____ PASSAGE PROVIDED

| Test type | $H_1$ form | Rejection region |
|---|---|---|
| Two-tailed | $\mu \neq \mu_0$ | $ |
| Left-tailed | $\mu < \mu_0$ | $z < -z_\alpha$ |
| Right-tailed | $\mu > \mu_0$ | $z > z_\alpha$ |
$$z = \frac{\bar{x} - \mu_0}{\sigma/\sqrt{n}}$$
Example 1: A factory claims average fill is 500 mL ($\sigma = 10$ mL). A sample of $n=36$ gives $\bar{x} = 497$ mL. Test at $\alpha = 0.05$ (two-tailed).
$H_0: \mu = 500$; $H_1: \mu \neq 500$.
$$z = \frac{497 - 500}{10/\sqrt{36}} = \frac{-3}{10/6} = \frac{-3}{1.667} \approx -1.80$$
p-value $= 2P(Z < -1.80) = 2 \times 0.0359 = 0.0718 > 0.05$.
Conclusion: Fail to reject $H_0$. Insufficient evidence that the mean fill differs from 500 mL at the 5% significance level.
Example 2: Same setting, but $\bar{x} = 495$ mL.
$$z = \frac{495-500}{10/6} = \frac{-5}{1.667} \approx -3.00$$
p-value $= 2\times P(Z < -3) = 2\times0.00135 = 0.0027 < 0.05$.
Conclusion: Reject $H_0$. There is strong evidence the mean fill is not 500 mL.
$$z = \frac{\hat{p} - p_0}{\sqrt{p_0(1-p_0)/n}}$$
Example 3: A candidate claims 60% approval. A poll of $n=400$ finds $\hat{p} = 0.56$. Test $H_0: p = 0.6$ vs $H_1: p < 0.6$ at $\alpha = 0.05$.

________
____ DATA SUPPLIED

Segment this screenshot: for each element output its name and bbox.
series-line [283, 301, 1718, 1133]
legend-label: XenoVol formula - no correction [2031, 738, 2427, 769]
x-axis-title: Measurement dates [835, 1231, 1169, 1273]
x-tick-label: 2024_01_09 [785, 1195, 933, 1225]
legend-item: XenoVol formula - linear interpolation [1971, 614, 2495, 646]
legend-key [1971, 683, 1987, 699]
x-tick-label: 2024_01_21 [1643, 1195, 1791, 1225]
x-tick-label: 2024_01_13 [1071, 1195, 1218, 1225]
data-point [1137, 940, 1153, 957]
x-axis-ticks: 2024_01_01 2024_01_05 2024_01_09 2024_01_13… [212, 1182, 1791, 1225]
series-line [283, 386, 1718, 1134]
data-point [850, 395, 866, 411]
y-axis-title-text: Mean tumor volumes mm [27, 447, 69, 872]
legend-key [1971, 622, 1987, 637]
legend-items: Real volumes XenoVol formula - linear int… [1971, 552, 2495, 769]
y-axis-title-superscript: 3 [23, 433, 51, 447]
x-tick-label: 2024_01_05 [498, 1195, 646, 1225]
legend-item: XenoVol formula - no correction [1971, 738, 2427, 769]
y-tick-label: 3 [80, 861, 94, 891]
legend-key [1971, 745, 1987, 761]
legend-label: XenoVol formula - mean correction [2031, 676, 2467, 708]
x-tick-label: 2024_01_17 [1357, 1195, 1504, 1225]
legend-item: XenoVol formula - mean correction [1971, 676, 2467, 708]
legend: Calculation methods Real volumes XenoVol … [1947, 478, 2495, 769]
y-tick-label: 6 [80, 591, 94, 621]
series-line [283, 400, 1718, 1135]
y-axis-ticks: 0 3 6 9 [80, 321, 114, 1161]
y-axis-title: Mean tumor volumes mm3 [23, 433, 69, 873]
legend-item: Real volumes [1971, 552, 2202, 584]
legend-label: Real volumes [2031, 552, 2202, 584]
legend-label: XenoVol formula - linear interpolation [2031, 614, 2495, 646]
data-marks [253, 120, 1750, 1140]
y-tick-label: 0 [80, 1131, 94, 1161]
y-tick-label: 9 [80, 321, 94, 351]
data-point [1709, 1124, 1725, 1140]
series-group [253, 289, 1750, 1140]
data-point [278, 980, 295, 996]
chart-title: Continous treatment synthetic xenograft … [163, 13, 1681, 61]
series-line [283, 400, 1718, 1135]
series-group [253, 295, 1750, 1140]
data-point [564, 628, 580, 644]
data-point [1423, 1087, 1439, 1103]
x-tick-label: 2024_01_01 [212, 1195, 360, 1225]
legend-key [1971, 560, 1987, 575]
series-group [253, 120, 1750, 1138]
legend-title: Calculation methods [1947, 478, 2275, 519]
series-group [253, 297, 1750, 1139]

________

QUESTIONS ON THE MATERIAL:
**a)** Reproduce the hypothesis-testing passage from "Conclusion: Fail to" up to and including "at $\alpha = 0.05$.".
**b)** What sample size does the hypothesis-testing passage give for the poll in Example 3?
**c)** According to the hypothesis-testing passage, why does Example 1 fail to reject the null hypothesis?

RESPONSES BY TASK:
**a)**
Conclusion: Fail to reject $H_0$. Insufficient evidence that the mean fill differs from 500 mL at the 5% significance level.
Example 2: Same setting, but $\bar{x} = 495$ mL.
$$z = \frac{495-500}{10/6} = \frac{-5}{1.667} \approx -3.00$$
p-value $= 2\times P(Z < -3) = 2\times0.00135 = 0.0027 < 0.05$.
Conclusion: Reject $H_0$. There is strong evidence the mean fill is not 500 mL.
$$z = \frac{\hat{p} - p_0}{\sqrt{p_0(1-p_0)/n}}$$
Example 3: A candidate claims 60% approval. A poll of $n=400$ finds $\hat{p} = 0.56$. Test $H_0: p = 0.6$ vs $H_1: p < 0.6$ at $\alpha = 0.05$.

**b)** The poll has a sample size of n = 400.

**c)** The p-value is 0.0718, which is greater than the significance level of 0.05. There is therefore insufficient evidence that the mean fill differs from 500 mL at the 5% significance level.